- [WHAT THE TASK REQUIRES] Quote the whole listing word for word. Do not include the pictures.

-------- RECORD LIST

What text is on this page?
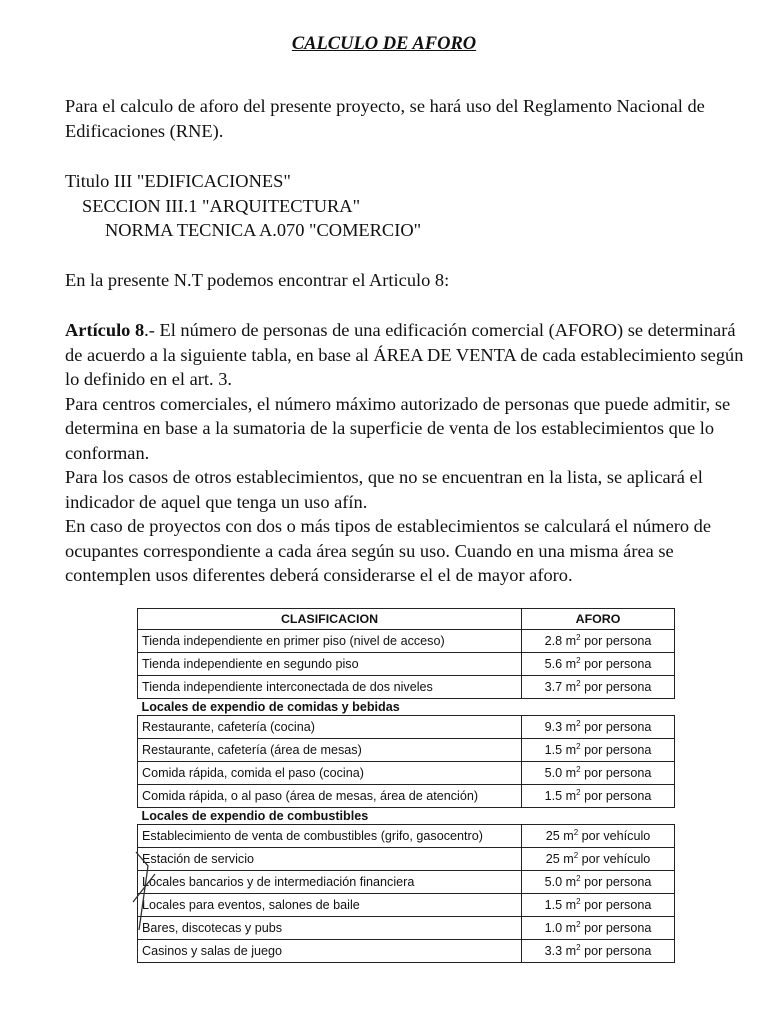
CALCULO DE AFORO

Para el calculo de aforo del presente proyecto, se hará uso del Reglamento Nacional de Edificaciones (RNE).

Titulo III "EDIFICACIONES"

SECCION III.1 "ARQUITECTURA"

NORMA TECNICA A.070 "COMERCIO"

En la presente N.T podemos encontrar el Articulo 8:

Artículo 8.- El número de personas de una edificación comercial (AFORO) se determinará de acuerdo a la siguiente tabla, en base al ÁREA DE VENTA de cada establecimiento según lo definido en el art. 3.

Para centros comerciales, el número máximo autorizado de personas que puede admitir, se determina en base a la sumatoria de la superficie de venta de los establecimientos que lo conforman.

Para los casos de otros establecimientos, que no se encuentran en la lista, se aplicará el indicador de aquel que tenga un uso afín.

En caso de proyectos con dos o más tipos de establecimientos se calculará el número de ocupantes correspondiente a cada área según su uso. Cuando en una misma área se contemplen usos diferentes deberá considerarse el el de mayor aforo.

CLASIFICACION	AFORO
Tienda independiente en primer piso (nivel de acceso)	2.8 $m^2$ por persona
Tienda independiente en segundo piso	5.6 $m^2$ por persona
Tienda independiente interconectada de dos niveles	3.7 $m^2$ por persona
Locales de expendio de comidas y bebidas	
Restaurante, cafetería (cocina)	9.3 $m^2$ por persona
Restaurante, cafetería (área de mesas)	1.5 $m^2$ por persona
Comida rápida, comida el paso (cocina)	5.0 $m^2$ por persona
Comida rápida, o al paso (área de mesas, área de atención)	1.5 $m^2$ por persona
Locales de expendio de combustibles	
Establecimiento de venta de combustibles (grifo, gasocentro)	25 $m^2$ por vehículo
Estación de servicio	25 $m^2$ por vehículo
Locales bancarios y de intermediación financiera	5.0 $m^2$ por persona
Locales para eventos, salones de baile	1.5 $m^2$ por persona
Bares, discotecas y pubs	1.0 $m^2$ por persona
Casinos y salas de juego	3.3 $m^2$ por persona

----------------

- [IN RESPONSE]
What text is on this page?
CALCULO DE AFORO

Para el calculo de aforo del presente proyecto, se hará uso del Reglamento Nacional de Edificaciones (RNE).

Titulo III "EDIFICACIONES"

SECCION III.1 "ARQUITECTURA"

NORMA TECNICA A.070 "COMERCIO"

En la presente N.T podemos encontrar el Articulo 8:

Artículo 8.- El número de personas de una edificación comercial (AFORO) se determinará de acuerdo a la siguiente tabla, en base al ÁREA DE VENTA de cada establecimiento según lo definido en el art. 3.

Para centros comerciales, el número máximo autorizado de personas que puede admitir, se determina en base a la sumatoria de la superficie de venta de los establecimientos que lo conforman.

Para los casos de otros establecimientos, que no se encuentran en la lista, se aplicará el indicador de aquel que tenga un uso afín.

En caso de proyectos con dos o más tipos de establecimientos se calculará el número de ocupantes correspondiente a cada área según su uso. Cuando en una misma área se contemplen usos diferentes deberá considerarse el el de mayor aforo.

CLASIFICACION	AFORO
Tienda independiente en primer piso (nivel de acceso)	2.8 $m^2$ por persona
Tienda independiente en segundo piso	5.6 $m^2$ por persona
Tienda independiente interconectada de dos niveles	3.7 $m^2$ por persona
Locales de expendio de comidas y bebidas	
Restaurante, cafetería (cocina)	9.3 $m^2$ por persona
Restaurante, cafetería (área de mesas)	1.5 $m^2$ por persona
Comida rápida, comida el paso (cocina)	5.0 $m^2$ por persona
Comida rápida, o al paso (área de mesas, área de atención)	1.5 $m^2$ por persona
Locales de expendio de combustibles	
Establecimiento de venta de combustibles (grifo, gasocentro)	25 $m^2$ por vehículo
Estación de servicio	25 $m^2$ por vehículo
Locales bancarios y de intermediación financiera	5.0 $m^2$ por persona
Locales para eventos, salones de baile	1.5 $m^2$ por persona
Bares, discotecas y pubs	1.0 $m^2$ por persona
Casinos y salas de juego	3.3 $m^2$ por persona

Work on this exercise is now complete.